What the task asks —
Work out how many lines in the entries below include the word "true". Give nothing but the number.

Dataset rows —
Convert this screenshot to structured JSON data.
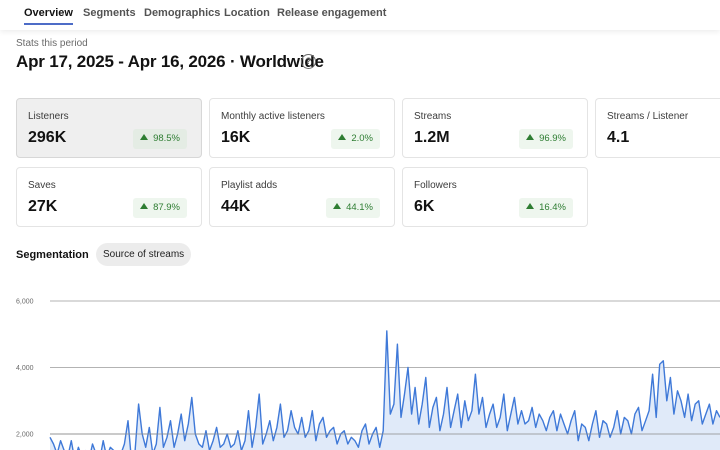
{
  "tabs": [
    {
      "label": "Overview",
      "active": true
    },
    {
      "label": "Segments",
      "active": false
    },
    {
      "label": "Demographics",
      "active": false
    },
    {
      "label": "Location",
      "active": false
    },
    {
      "label": "Release engagement",
      "active": false
    }
  ],
  "header": {
    "period_label": "Stats this period",
    "title": "Apr 17, 2025 - Apr 16, 2026 · Worldwide",
    "help_icon": "?"
  },
  "stats": [
    {
      "label": "Listeners",
      "value": "296K",
      "change": "98.5%",
      "selected": true
    },
    {
      "label": "Monthly active listeners",
      "value": "16K",
      "change": "2.0%"
    },
    {
      "label": "Streams",
      "value": "1.2M",
      "change": "96.9%"
    },
    {
      "label": "Streams / Listener",
      "value": "4.1",
      "change": ""
    },
    {
      "label": "Saves",
      "value": "27K",
      "change": "87.9%"
    },
    {
      "label": "Playlist adds",
      "value": "44K",
      "change": "44.1%"
    },
    {
      "label": "Followers",
      "value": "6K",
      "change": "16.4%"
    }
  ],
  "segmentation": {
    "label": "Segmentation",
    "chip": "Source of streams"
  },
  "colors": {
    "accent": "#4d6cc7",
    "line": "#3f79d8",
    "fill": "#dbe6f8",
    "positive": "#2e7d32"
  },
  "chart_data": {
    "type": "area",
    "ylabel": "",
    "yticks": [
      2000,
      4000,
      6000
    ],
    "ytick_labels": [
      "2,000",
      "4,000",
      "6,000"
    ],
    "ylim": [
      1500,
      6000
    ],
    "grid": true,
    "series": [
      {
        "values": [
          1900,
          1700,
          1400,
          1800,
          1500,
          1300,
          1800,
          1200,
          1600,
          1300,
          1500,
          1200,
          1700,
          1400,
          1200,
          1800,
          1300,
          1600,
          1500,
          1200,
          1400,
          1700,
          2400,
          1200,
          1500,
          2900,
          2000,
          1600,
          2200,
          1400,
          1700,
          2800,
          1600,
          1900,
          2400,
          1600,
          2000,
          2600,
          1800,
          2300,
          3100,
          2000,
          1700,
          1600,
          2100,
          1500,
          1800,
          2200,
          1600,
          1700,
          2000,
          1600,
          1700,
          2100,
          1500,
          1800,
          2700,
          1600,
          2200,
          3200,
          1700,
          2000,
          2400,
          1800,
          2200,
          2900,
          1900,
          2100,
          2700,
          2200,
          2000,
          2500,
          1900,
          2100,
          2700,
          1800,
          2300,
          2500,
          1900,
          2100,
          2200,
          1700,
          2000,
          2100,
          1700,
          1900,
          1800,
          1600,
          2100,
          2300,
          1700,
          2000,
          2200,
          1600,
          2100,
          5100,
          2600,
          2900,
          4700,
          2500,
          3200,
          4000,
          2600,
          3400,
          2300,
          2900,
          3700,
          2200,
          2800,
          3100,
          2100,
          2600,
          3400,
          2200,
          2700,
          3200,
          2200,
          3000,
          2400,
          2700,
          3800,
          2600,
          3100,
          2200,
          2600,
          2900,
          2200,
          2500,
          3200,
          2100,
          2600,
          3100,
          2300,
          2700,
          2300,
          2400,
          2800,
          2200,
          2600,
          2400,
          2100,
          2500,
          2700,
          2100,
          2600,
          2300,
          2000,
          2400,
          2700,
          1800,
          2300,
          2200,
          1800,
          2300,
          2700,
          1900,
          2400,
          2300,
          1900,
          2200,
          2700,
          2000,
          2500,
          2400,
          2000,
          2600,
          2800,
          2100,
          2400,
          2700,
          3800,
          2500,
          4100,
          4200,
          3000,
          3700,
          2600,
          3300,
          3000,
          2500,
          3200,
          2400,
          2900,
          3000,
          2300,
          2600,
          2900,
          2300,
          2700,
          2500
        ]
      }
    ]
  }
}
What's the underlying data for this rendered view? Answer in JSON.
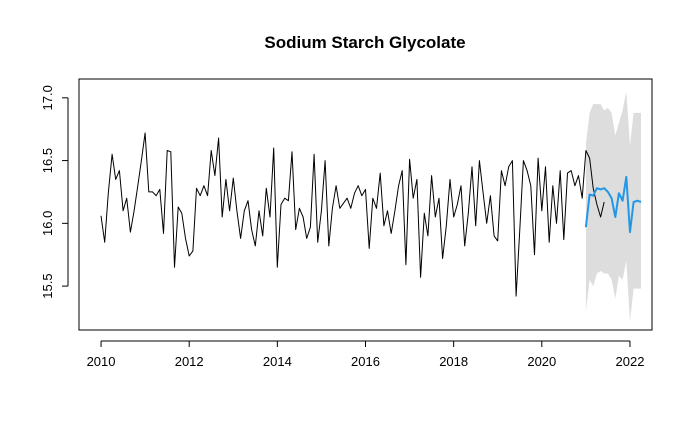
{
  "chart_data": {
    "type": "line",
    "title": "Sodium Starch Glycolate",
    "xlabel": "",
    "ylabel": "",
    "xlim": [
      2009.5,
      2022.5
    ],
    "ylim": [
      15.15,
      17.15
    ],
    "x_ticks": [
      {
        "value": 2010,
        "label": "2010"
      },
      {
        "value": 2012,
        "label": "2012"
      },
      {
        "value": 2014,
        "label": "2014"
      },
      {
        "value": 2016,
        "label": "2016"
      },
      {
        "value": 2018,
        "label": "2018"
      },
      {
        "value": 2020,
        "label": "2020"
      },
      {
        "value": 2022,
        "label": "2022"
      }
    ],
    "y_ticks": [
      {
        "value": 15.5,
        "label": "15.5"
      },
      {
        "value": 16.0,
        "label": "16.0"
      },
      {
        "value": 16.5,
        "label": "16.5"
      },
      {
        "value": 17.0,
        "label": "17.0"
      }
    ],
    "grid": false,
    "legend": "none",
    "colors": {
      "history": "#000000",
      "forecast": "#2297e6",
      "band": "#dddddd",
      "axis": "#000000"
    },
    "series": [
      {
        "role": "history",
        "x_start": 2010.0,
        "x_step": 0.0833333,
        "values": [
          16.06,
          15.85,
          16.25,
          16.55,
          16.35,
          16.42,
          16.1,
          16.2,
          15.93,
          16.1,
          16.3,
          16.5,
          16.72,
          16.25,
          16.25,
          16.22,
          16.27,
          15.92,
          16.58,
          16.57,
          15.65,
          16.13,
          16.08,
          15.88,
          15.74,
          15.78,
          16.28,
          16.22,
          16.3,
          16.22,
          16.58,
          16.38,
          16.68,
          16.05,
          16.35,
          16.1,
          16.36,
          16.1,
          15.88,
          16.1,
          16.18,
          15.95,
          15.82,
          16.1,
          15.9,
          16.28,
          16.05,
          16.6,
          15.65,
          16.15,
          16.2,
          16.18,
          16.57,
          15.95,
          16.12,
          16.05,
          15.88,
          15.97,
          16.55,
          15.85,
          16.1,
          16.5,
          15.82,
          16.12,
          16.3,
          16.12,
          16.16,
          16.2,
          16.12,
          16.24,
          16.3,
          16.22,
          16.27,
          15.8,
          16.2,
          16.12,
          16.4,
          15.98,
          16.1,
          15.92,
          16.1,
          16.3,
          16.42,
          15.67,
          16.51,
          16.2,
          16.35,
          15.57,
          16.08,
          15.9,
          16.38,
          16.05,
          16.2,
          15.72,
          15.98,
          16.35,
          16.05,
          16.15,
          16.3,
          15.82,
          16.08,
          16.45,
          15.98,
          16.5,
          16.25,
          16.0,
          16.22,
          15.9,
          15.86,
          16.42,
          16.3,
          16.45,
          16.5,
          15.42,
          15.95,
          16.5,
          16.42,
          16.3,
          15.75,
          16.52,
          16.1,
          16.45,
          15.85,
          16.3,
          16.0,
          16.42,
          15.87,
          16.4,
          16.42,
          16.3,
          16.38,
          16.2,
          16.58,
          16.52,
          16.28,
          16.15,
          16.05,
          16.17
        ]
      },
      {
        "role": "forecast",
        "x_start": 2021.0,
        "x_step": 0.0833333,
        "values": [
          15.97,
          16.23,
          16.22,
          16.28,
          16.27,
          16.28,
          16.25,
          16.2,
          16.05,
          16.24,
          16.18,
          16.37,
          15.93,
          16.17,
          16.18,
          16.17
        ]
      }
    ],
    "band": {
      "x_start": 2021.0,
      "x_step": 0.0833333,
      "upper": [
        16.63,
        16.88,
        16.95,
        16.95,
        16.95,
        16.9,
        16.92,
        16.88,
        16.7,
        16.8,
        16.9,
        17.05,
        16.62,
        16.88,
        16.88,
        16.88
      ],
      "lower": [
        15.3,
        15.55,
        15.5,
        15.6,
        15.62,
        15.6,
        15.6,
        15.55,
        15.4,
        15.58,
        15.55,
        15.7,
        15.22,
        15.48,
        15.48,
        15.48
      ]
    }
  }
}
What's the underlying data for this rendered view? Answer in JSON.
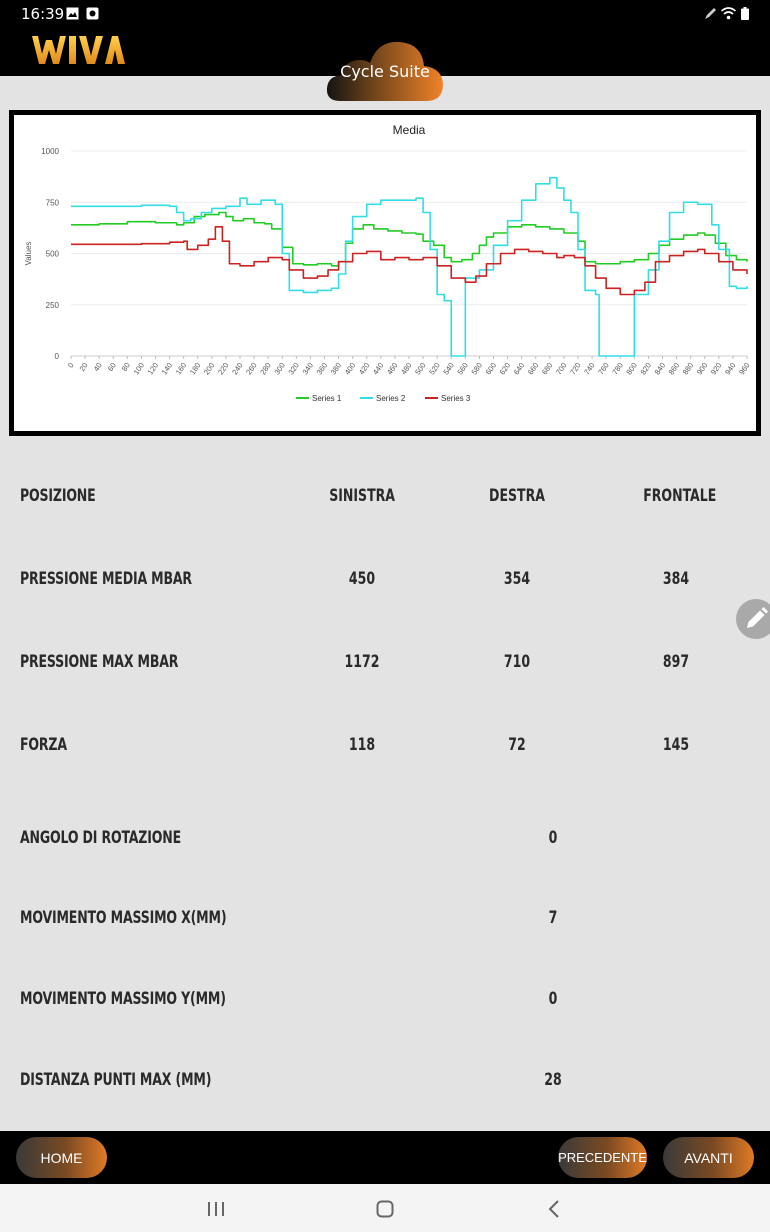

Exercise output —
3